*Exercise objective*
Reproduce all entries verbatim, with nothing added or dropped.

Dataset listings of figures
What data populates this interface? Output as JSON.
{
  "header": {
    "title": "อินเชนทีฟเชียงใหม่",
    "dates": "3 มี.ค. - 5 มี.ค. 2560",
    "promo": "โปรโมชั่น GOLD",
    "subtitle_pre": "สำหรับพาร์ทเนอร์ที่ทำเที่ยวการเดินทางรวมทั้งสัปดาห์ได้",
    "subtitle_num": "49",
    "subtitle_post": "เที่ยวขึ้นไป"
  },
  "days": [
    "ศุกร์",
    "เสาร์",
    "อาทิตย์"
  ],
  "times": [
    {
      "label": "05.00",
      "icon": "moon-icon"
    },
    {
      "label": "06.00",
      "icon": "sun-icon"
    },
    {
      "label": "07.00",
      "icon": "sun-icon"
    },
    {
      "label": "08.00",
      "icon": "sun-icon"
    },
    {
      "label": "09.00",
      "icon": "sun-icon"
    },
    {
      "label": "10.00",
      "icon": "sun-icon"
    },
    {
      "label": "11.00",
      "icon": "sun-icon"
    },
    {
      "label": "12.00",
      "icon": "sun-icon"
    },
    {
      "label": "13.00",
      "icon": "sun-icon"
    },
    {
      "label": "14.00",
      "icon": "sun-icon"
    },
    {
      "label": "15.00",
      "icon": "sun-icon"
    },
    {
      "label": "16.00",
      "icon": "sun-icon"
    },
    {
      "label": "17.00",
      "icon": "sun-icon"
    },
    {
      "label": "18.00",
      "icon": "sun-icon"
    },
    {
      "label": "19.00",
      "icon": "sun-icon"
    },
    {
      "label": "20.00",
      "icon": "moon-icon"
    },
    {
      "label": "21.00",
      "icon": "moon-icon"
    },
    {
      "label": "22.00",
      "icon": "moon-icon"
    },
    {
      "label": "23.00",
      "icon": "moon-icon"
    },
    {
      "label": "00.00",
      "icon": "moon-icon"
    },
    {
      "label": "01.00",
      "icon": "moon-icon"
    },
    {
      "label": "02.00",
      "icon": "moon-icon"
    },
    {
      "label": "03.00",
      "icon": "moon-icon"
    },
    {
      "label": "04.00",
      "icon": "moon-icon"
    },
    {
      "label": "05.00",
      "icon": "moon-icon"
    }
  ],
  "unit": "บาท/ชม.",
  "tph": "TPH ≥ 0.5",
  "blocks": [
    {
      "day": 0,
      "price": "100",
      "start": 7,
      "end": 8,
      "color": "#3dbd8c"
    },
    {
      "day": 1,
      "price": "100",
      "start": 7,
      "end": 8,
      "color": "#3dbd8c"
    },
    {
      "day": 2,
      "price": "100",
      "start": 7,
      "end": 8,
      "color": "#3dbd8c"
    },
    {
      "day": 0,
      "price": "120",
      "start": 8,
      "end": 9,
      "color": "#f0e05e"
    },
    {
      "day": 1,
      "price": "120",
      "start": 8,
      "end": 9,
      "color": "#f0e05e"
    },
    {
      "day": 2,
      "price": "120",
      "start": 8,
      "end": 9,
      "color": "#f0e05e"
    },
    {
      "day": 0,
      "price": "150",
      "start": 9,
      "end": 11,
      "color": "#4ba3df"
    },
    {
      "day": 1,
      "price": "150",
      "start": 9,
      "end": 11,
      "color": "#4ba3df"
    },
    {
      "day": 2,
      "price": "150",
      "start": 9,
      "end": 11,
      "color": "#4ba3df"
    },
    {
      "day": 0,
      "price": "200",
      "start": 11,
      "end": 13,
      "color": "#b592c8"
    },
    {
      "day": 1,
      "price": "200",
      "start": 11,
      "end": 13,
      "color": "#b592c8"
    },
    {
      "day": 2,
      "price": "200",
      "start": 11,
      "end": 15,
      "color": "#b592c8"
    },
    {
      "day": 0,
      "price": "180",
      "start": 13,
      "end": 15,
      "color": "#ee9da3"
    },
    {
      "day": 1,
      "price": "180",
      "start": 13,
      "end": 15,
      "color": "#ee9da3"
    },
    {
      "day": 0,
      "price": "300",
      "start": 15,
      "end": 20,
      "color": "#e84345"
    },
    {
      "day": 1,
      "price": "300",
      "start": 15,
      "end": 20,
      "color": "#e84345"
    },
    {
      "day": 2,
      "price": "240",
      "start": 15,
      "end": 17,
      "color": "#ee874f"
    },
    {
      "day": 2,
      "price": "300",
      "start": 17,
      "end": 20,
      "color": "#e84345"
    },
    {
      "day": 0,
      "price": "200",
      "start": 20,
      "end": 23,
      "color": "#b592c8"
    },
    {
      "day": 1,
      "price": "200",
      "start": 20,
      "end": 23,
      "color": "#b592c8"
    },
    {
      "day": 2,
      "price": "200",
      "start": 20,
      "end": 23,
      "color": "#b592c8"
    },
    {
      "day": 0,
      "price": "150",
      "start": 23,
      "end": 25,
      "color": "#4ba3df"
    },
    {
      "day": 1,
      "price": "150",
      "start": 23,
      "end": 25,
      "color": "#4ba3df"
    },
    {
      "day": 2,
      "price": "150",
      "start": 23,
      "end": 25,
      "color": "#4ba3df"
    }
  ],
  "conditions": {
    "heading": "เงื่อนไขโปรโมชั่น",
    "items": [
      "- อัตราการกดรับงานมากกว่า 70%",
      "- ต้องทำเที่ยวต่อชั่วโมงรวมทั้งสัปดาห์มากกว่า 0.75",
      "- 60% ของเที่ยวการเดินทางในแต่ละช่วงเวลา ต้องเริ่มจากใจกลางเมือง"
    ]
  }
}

*Output below*
What data populates this interface? Output as JSON.
{
  "header": {
    "title": "อินเชนทีฟเชียงใหม่",
    "dates": "3 มี.ค. - 5 มี.ค. 2560",
    "promo": "โปรโมชั่น GOLD",
    "subtitle_pre": "สำหรับพาร์ทเนอร์ที่ทำเที่ยวการเดินทางรวมทั้งสัปดาห์ได้",
    "subtitle_num": "49",
    "subtitle_post": "เที่ยวขึ้นไป"
  },
  "days": [
    "ศุกร์",
    "เสาร์",
    "อาทิตย์"
  ],
  "times": [
    {
      "label": "05.00",
      "icon": "moon-icon"
    },
    {
      "label": "06.00",
      "icon": "sun-icon"
    },
    {
      "label": "07.00",
      "icon": "sun-icon"
    },
    {
      "label": "08.00",
      "icon": "sun-icon"
    },
    {
      "label": "09.00",
      "icon": "sun-icon"
    },
    {
      "label": "10.00",
      "icon": "sun-icon"
    },
    {
      "label": "11.00",
      "icon": "sun-icon"
    },
    {
      "label": "12.00",
      "icon": "sun-icon"
    },
    {
      "label": "13.00",
      "icon": "sun-icon"
    },
    {
      "label": "14.00",
      "icon": "sun-icon"
    },
    {
      "label": "15.00",
      "icon": "sun-icon"
    },
    {
      "label": "16.00",
      "icon": "sun-icon"
    },
    {
      "label": "17.00",
      "icon": "sun-icon"
    },
    {
      "label": "18.00",
      "icon": "sun-icon"
    },
    {
      "label": "19.00",
      "icon": "sun-icon"
    },
    {
      "label": "20.00",
      "icon": "moon-icon"
    },
    {
      "label": "21.00",
      "icon": "moon-icon"
    },
    {
      "label": "22.00",
      "icon": "moon-icon"
    },
    {
      "label": "23.00",
      "icon": "moon-icon"
    },
    {
      "label": "00.00",
      "icon": "moon-icon"
    },
    {
      "label": "01.00",
      "icon": "moon-icon"
    },
    {
      "label": "02.00",
      "icon": "moon-icon"
    },
    {
      "label": "03.00",
      "icon": "moon-icon"
    },
    {
      "label": "04.00",
      "icon": "moon-icon"
    },
    {
      "label": "05.00",
      "icon": "moon-icon"
    }
  ],
  "unit": "บาท/ชม.",
  "tph": "TPH ≥ 0.5",
  "blocks": [
    {
      "day": 0,
      "price": "100",
      "start": 7,
      "end": 8,
      "color": "#3dbd8c"
    },
    {
      "day": 1,
      "price": "100",
      "start": 7,
      "end": 8,
      "color": "#3dbd8c"
    },
    {
      "day": 2,
      "price": "100",
      "start": 7,
      "end": 8,
      "color": "#3dbd8c"
    },
    {
      "day": 0,
      "price": "120",
      "start": 8,
      "end": 9,
      "color": "#f0e05e"
    },
    {
      "day": 1,
      "price": "120",
      "start": 8,
      "end": 9,
      "color": "#f0e05e"
    },
    {
      "day": 2,
      "price": "120",
      "start": 8,
      "end": 9,
      "color": "#f0e05e"
    },
    {
      "day": 0,
      "price": "150",
      "start": 9,
      "end": 11,
      "color": "#4ba3df"
    },
    {
      "day": 1,
      "price": "150",
      "start": 9,
      "end": 11,
      "color": "#4ba3df"
    },
    {
      "day": 2,
      "price": "150",
      "start": 9,
      "end": 11,
      "color": "#4ba3df"
    },
    {
      "day": 0,
      "price": "200",
      "start": 11,
      "end": 13,
      "color": "#b592c8"
    },
    {
      "day": 1,
      "price": "200",
      "start": 11,
      "end": 13,
      "color": "#b592c8"
    },
    {
      "day": 2,
      "price": "200",
      "start": 11,
      "end": 15,
      "color": "#b592c8"
    },
    {
      "day": 0,
      "price": "180",
      "start": 13,
      "end": 15,
      "color": "#ee9da3"
    },
    {
      "day": 1,
      "price": "180",
      "start": 13,
      "end": 15,
      "color": "#ee9da3"
    },
    {
      "day": 0,
      "price": "300",
      "start": 15,
      "end": 20,
      "color": "#e84345"
    },
    {
      "day": 1,
      "price": "300",
      "start": 15,
      "end": 20,
      "color": "#e84345"
    },
    {
      "day": 2,
      "price": "240",
      "start": 15,
      "end": 17,
      "color": "#ee874f"
    },
    {
      "day": 2,
      "price": "300",
      "start": 17,
      "end": 20,
      "color": "#e84345"
    },
    {
      "day": 0,
      "price": "200",
      "start": 20,
      "end": 23,
      "color": "#b592c8"
    },
    {
      "day": 1,
      "price": "200",
      "start": 20,
      "end": 23,
      "color": "#b592c8"
    },
    {
      "day": 2,
      "price": "200",
      "start": 20,
      "end": 23,
      "color": "#b592c8"
    },
    {
      "day": 0,
      "price": "150",
      "start": 23,
      "end": 25,
      "color": "#4ba3df"
    },
    {
      "day": 1,
      "price": "150",
      "start": 23,
      "end": 25,
      "color": "#4ba3df"
    },
    {
      "day": 2,
      "price": "150",
      "start": 23,
      "end": 25,
      "color": "#4ba3df"
    }
  ],
  "conditions": {
    "heading": "เงื่อนไขโปรโมชั่น",
    "items": [
      "- อัตราการกดรับงานมากกว่า 70%",
      "- ต้องทำเที่ยวต่อชั่วโมงรวมทั้งสัปดาห์มากกว่า 0.75",
      "- 60% ของเที่ยวการเดินทางในแต่ละช่วงเวลา ต้องเริ่มจากใจกลางเมือง"
    ]
  }
}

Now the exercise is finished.